Goal
Search the data for the word "this" and copy every line where it occurs.

[Recorded data]
[start]

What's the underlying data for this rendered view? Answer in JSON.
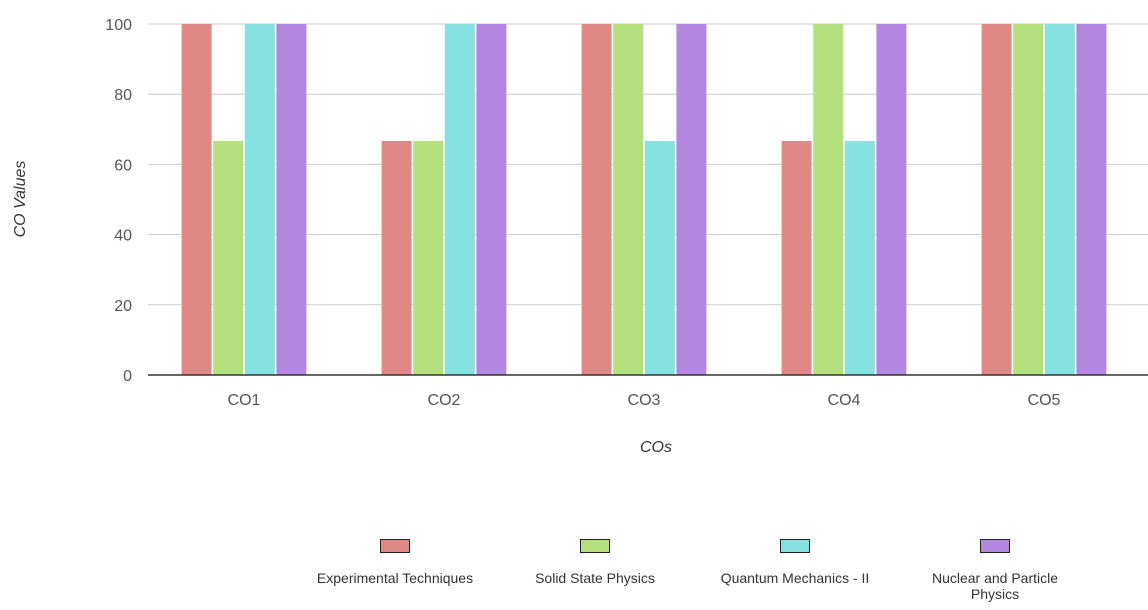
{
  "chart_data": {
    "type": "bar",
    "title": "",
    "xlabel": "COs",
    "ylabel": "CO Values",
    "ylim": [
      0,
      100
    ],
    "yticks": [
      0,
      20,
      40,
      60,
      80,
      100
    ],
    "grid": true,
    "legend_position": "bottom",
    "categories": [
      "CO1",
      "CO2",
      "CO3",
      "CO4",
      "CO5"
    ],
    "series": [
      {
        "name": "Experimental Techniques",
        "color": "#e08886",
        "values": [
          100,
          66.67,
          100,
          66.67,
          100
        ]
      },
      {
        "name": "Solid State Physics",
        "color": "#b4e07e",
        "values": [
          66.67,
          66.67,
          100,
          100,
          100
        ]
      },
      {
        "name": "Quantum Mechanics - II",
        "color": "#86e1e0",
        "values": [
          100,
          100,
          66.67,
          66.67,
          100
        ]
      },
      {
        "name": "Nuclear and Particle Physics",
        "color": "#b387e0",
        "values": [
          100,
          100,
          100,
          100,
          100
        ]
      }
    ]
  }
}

[end]
[start]

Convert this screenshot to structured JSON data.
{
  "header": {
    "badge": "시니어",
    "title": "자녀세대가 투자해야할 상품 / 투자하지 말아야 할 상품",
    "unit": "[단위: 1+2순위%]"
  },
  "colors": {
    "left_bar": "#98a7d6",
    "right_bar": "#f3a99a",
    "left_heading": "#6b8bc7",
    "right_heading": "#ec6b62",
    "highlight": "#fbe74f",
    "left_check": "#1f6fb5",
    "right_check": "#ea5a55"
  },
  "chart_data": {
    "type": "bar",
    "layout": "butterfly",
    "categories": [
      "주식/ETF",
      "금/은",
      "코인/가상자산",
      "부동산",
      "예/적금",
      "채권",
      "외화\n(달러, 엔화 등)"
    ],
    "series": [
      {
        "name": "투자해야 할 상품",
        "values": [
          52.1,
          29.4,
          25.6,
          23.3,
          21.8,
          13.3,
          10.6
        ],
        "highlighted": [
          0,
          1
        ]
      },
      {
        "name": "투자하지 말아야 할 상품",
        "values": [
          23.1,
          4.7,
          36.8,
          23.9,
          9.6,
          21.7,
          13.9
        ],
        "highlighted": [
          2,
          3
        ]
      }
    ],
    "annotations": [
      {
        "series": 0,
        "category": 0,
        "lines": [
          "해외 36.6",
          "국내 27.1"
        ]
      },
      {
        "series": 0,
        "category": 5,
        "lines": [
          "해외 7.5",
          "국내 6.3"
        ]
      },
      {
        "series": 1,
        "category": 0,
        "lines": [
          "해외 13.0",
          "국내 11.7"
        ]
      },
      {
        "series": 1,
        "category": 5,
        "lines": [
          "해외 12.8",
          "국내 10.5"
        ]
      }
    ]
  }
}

[end]

Task answer
What's the underlying data for this rendered view? Answer in JSON.
Convert this screenshot to structured JSON data.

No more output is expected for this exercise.